Stored items

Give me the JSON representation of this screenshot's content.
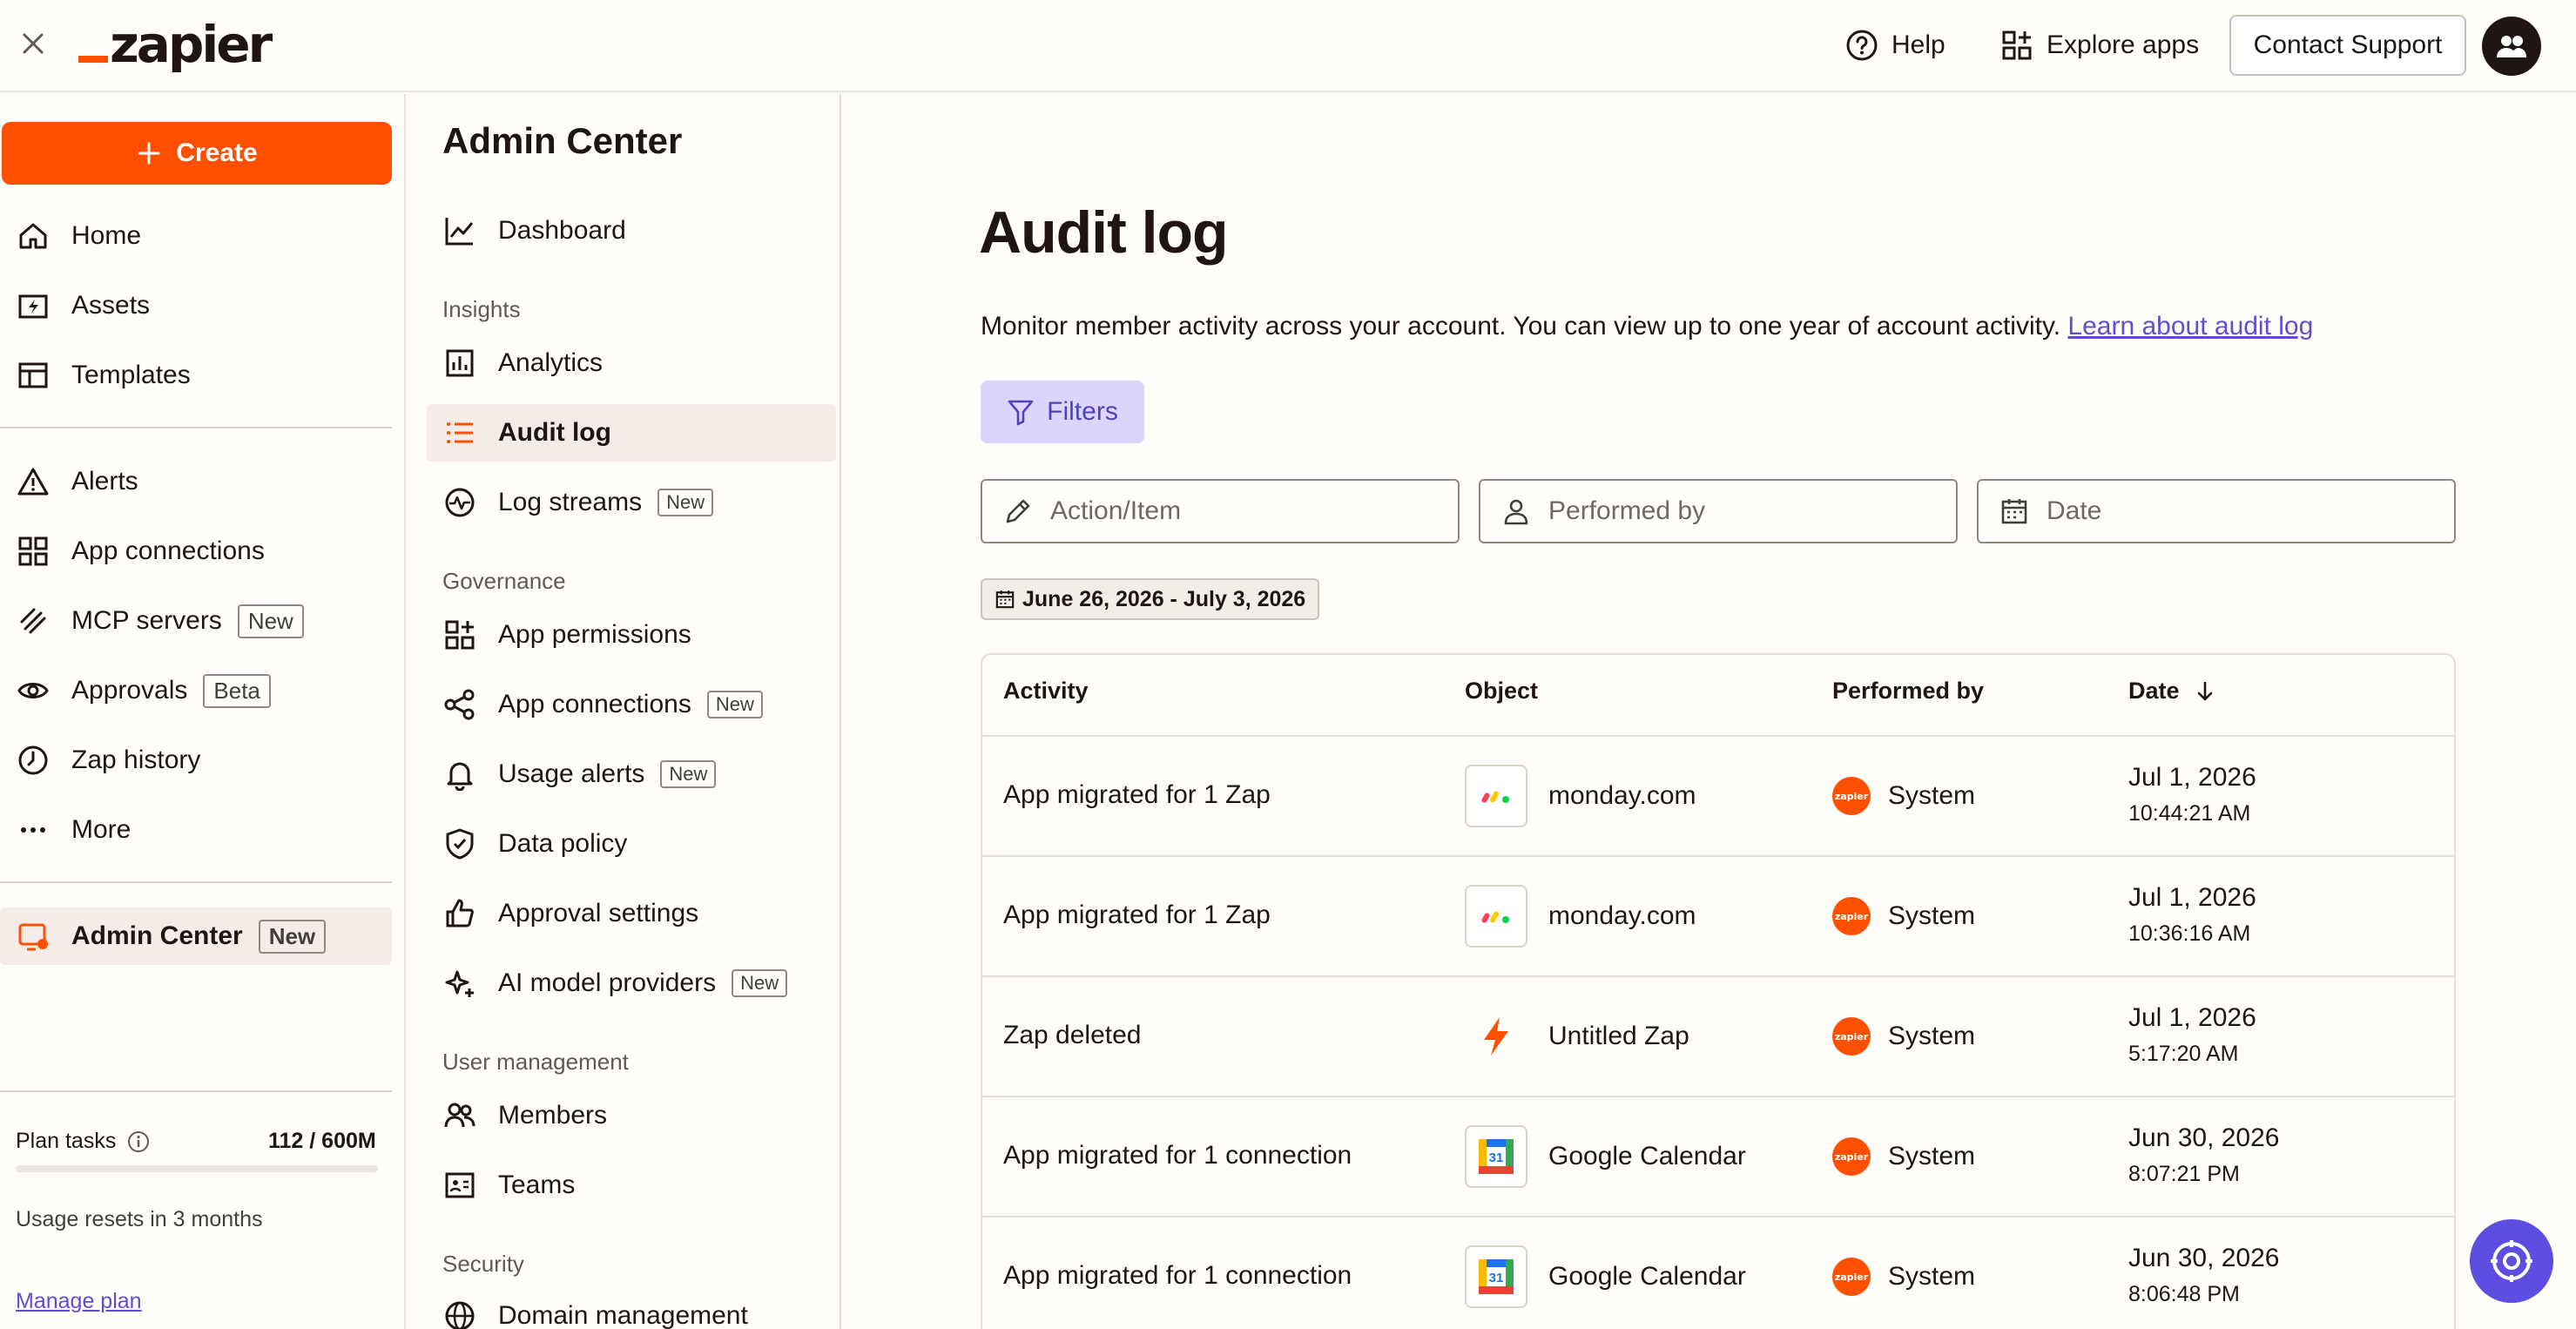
{
  "topbar": {
    "logo_text": "zapier",
    "help_label": "Help",
    "explore_label": "Explore apps",
    "contact_label": "Contact Support"
  },
  "sidebar": {
    "create_label": "Create",
    "items": [
      {
        "label": "Home",
        "icon": "home-icon"
      },
      {
        "label": "Assets",
        "icon": "assets-icon"
      },
      {
        "label": "Templates",
        "icon": "templates-icon"
      },
      {
        "label": "Alerts",
        "icon": "alert-icon"
      },
      {
        "label": "App connections",
        "icon": "app-connections-icon"
      },
      {
        "label": "MCP servers",
        "icon": "mcp-icon",
        "badge": "New"
      },
      {
        "label": "Approvals",
        "icon": "eye-icon",
        "badge": "Beta"
      },
      {
        "label": "Zap history",
        "icon": "history-icon"
      },
      {
        "label": "More",
        "icon": "more-icon"
      },
      {
        "label": "Admin Center",
        "icon": "admin-icon",
        "badge": "New"
      }
    ],
    "plan_tasks_label": "Plan tasks",
    "plan_tasks_value": "112 / 600M",
    "plan_tasks_fraction": 0.0,
    "usage_reset": "Usage resets in 3 months",
    "manage_plan": "Manage plan"
  },
  "admin": {
    "title": "Admin Center",
    "dashboard": "Dashboard",
    "insights_label": "Insights",
    "analytics": "Analytics",
    "audit_log": "Audit log",
    "log_streams": "Log streams",
    "log_streams_badge": "New",
    "governance_label": "Governance",
    "app_permissions": "App permissions",
    "app_connections": "App connections",
    "app_connections_badge": "New",
    "usage_alerts": "Usage alerts",
    "usage_alerts_badge": "New",
    "data_policy": "Data policy",
    "approval_settings": "Approval settings",
    "ai_model_providers": "AI model providers",
    "ai_model_badge": "New",
    "user_mgmt_label": "User management",
    "members": "Members",
    "teams": "Teams",
    "security_label": "Security",
    "domain_management": "Domain management"
  },
  "main": {
    "title": "Audit log",
    "description": "Monitor member activity across your account. You can view up to one year of account activity.",
    "learn_link": "Learn about audit log",
    "filters_label": "Filters",
    "action_placeholder": "Action/Item",
    "performed_placeholder": "Performed by",
    "date_placeholder": "Date",
    "date_range": "June 26, 2026 - July 3, 2026",
    "columns": {
      "activity": "Activity",
      "object": "Object",
      "performed_by": "Performed by",
      "date": "Date"
    },
    "rows": [
      {
        "activity": "App migrated for 1 Zap",
        "object": "monday.com",
        "object_icon": "monday-icon",
        "performed_by": "System",
        "date": "Jul 1, 2026",
        "time": "10:44:21 AM"
      },
      {
        "activity": "App migrated for 1 Zap",
        "object": "monday.com",
        "object_icon": "monday-icon",
        "performed_by": "System",
        "date": "Jul 1, 2026",
        "time": "10:36:16 AM"
      },
      {
        "activity": "Zap deleted",
        "object": "Untitled Zap",
        "object_icon": "zap-bolt-icon",
        "performed_by": "System",
        "date": "Jul 1, 2026",
        "time": "5:17:20 AM"
      },
      {
        "activity": "App migrated for 1 connection",
        "object": "Google Calendar",
        "object_icon": "google-calendar-icon",
        "performed_by": "System",
        "date": "Jun 30, 2026",
        "time": "8:07:21 PM"
      },
      {
        "activity": "App migrated for 1 connection",
        "object": "Google Calendar",
        "object_icon": "google-calendar-icon",
        "performed_by": "System",
        "date": "Jun 30, 2026",
        "time": "8:06:48 PM"
      }
    ],
    "system_icon_text": "zapier",
    "calendar_day": "31"
  },
  "colors": {
    "brand": "#ff4f00",
    "link": "#5f4fcf",
    "filters_bg": "#dcd6ff",
    "assistant": "#5d4de0"
  }
}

WHAT YOU SHOULD DO: Each record above is to be restated exactly, with its pictures removed from the copy.

FINISHED TASK:
Give me the JSON representation of this screenshot's content.
{
  "topbar": {
    "logo_text": "zapier",
    "help_label": "Help",
    "explore_label": "Explore apps",
    "contact_label": "Contact Support"
  },
  "sidebar": {
    "create_label": "Create",
    "items": [
      {
        "label": "Home",
        "icon": "home-icon"
      },
      {
        "label": "Assets",
        "icon": "assets-icon"
      },
      {
        "label": "Templates",
        "icon": "templates-icon"
      },
      {
        "label": "Alerts",
        "icon": "alert-icon"
      },
      {
        "label": "App connections",
        "icon": "app-connections-icon"
      },
      {
        "label": "MCP servers",
        "icon": "mcp-icon",
        "badge": "New"
      },
      {
        "label": "Approvals",
        "icon": "eye-icon",
        "badge": "Beta"
      },
      {
        "label": "Zap history",
        "icon": "history-icon"
      },
      {
        "label": "More",
        "icon": "more-icon"
      },
      {
        "label": "Admin Center",
        "icon": "admin-icon",
        "badge": "New"
      }
    ],
    "plan_tasks_label": "Plan tasks",
    "plan_tasks_value": "112 / 600M",
    "plan_tasks_fraction": 0.0,
    "usage_reset": "Usage resets in 3 months",
    "manage_plan": "Manage plan"
  },
  "admin": {
    "title": "Admin Center",
    "dashboard": "Dashboard",
    "insights_label": "Insights",
    "analytics": "Analytics",
    "audit_log": "Audit log",
    "log_streams": "Log streams",
    "log_streams_badge": "New",
    "governance_label": "Governance",
    "app_permissions": "App permissions",
    "app_connections": "App connections",
    "app_connections_badge": "New",
    "usage_alerts": "Usage alerts",
    "usage_alerts_badge": "New",
    "data_policy": "Data policy",
    "approval_settings": "Approval settings",
    "ai_model_providers": "AI model providers",
    "ai_model_badge": "New",
    "user_mgmt_label": "User management",
    "members": "Members",
    "teams": "Teams",
    "security_label": "Security",
    "domain_management": "Domain management"
  },
  "main": {
    "title": "Audit log",
    "description": "Monitor member activity across your account. You can view up to one year of account activity.",
    "learn_link": "Learn about audit log",
    "filters_label": "Filters",
    "action_placeholder": "Action/Item",
    "performed_placeholder": "Performed by",
    "date_placeholder": "Date",
    "date_range": "June 26, 2026 - July 3, 2026",
    "columns": {
      "activity": "Activity",
      "object": "Object",
      "performed_by": "Performed by",
      "date": "Date"
    },
    "rows": [
      {
        "activity": "App migrated for 1 Zap",
        "object": "monday.com",
        "object_icon": "monday-icon",
        "performed_by": "System",
        "date": "Jul 1, 2026",
        "time": "10:44:21 AM"
      },
      {
        "activity": "App migrated for 1 Zap",
        "object": "monday.com",
        "object_icon": "monday-icon",
        "performed_by": "System",
        "date": "Jul 1, 2026",
        "time": "10:36:16 AM"
      },
      {
        "activity": "Zap deleted",
        "object": "Untitled Zap",
        "object_icon": "zap-bolt-icon",
        "performed_by": "System",
        "date": "Jul 1, 2026",
        "time": "5:17:20 AM"
      },
      {
        "activity": "App migrated for 1 connection",
        "object": "Google Calendar",
        "object_icon": "google-calendar-icon",
        "performed_by": "System",
        "date": "Jun 30, 2026",
        "time": "8:07:21 PM"
      },
      {
        "activity": "App migrated for 1 connection",
        "object": "Google Calendar",
        "object_icon": "google-calendar-icon",
        "performed_by": "System",
        "date": "Jun 30, 2026",
        "time": "8:06:48 PM"
      }
    ],
    "system_icon_text": "zapier",
    "calendar_day": "31"
  },
  "colors": {
    "brand": "#ff4f00",
    "link": "#5f4fcf",
    "filters_bg": "#dcd6ff",
    "assistant": "#5d4de0"
  }
}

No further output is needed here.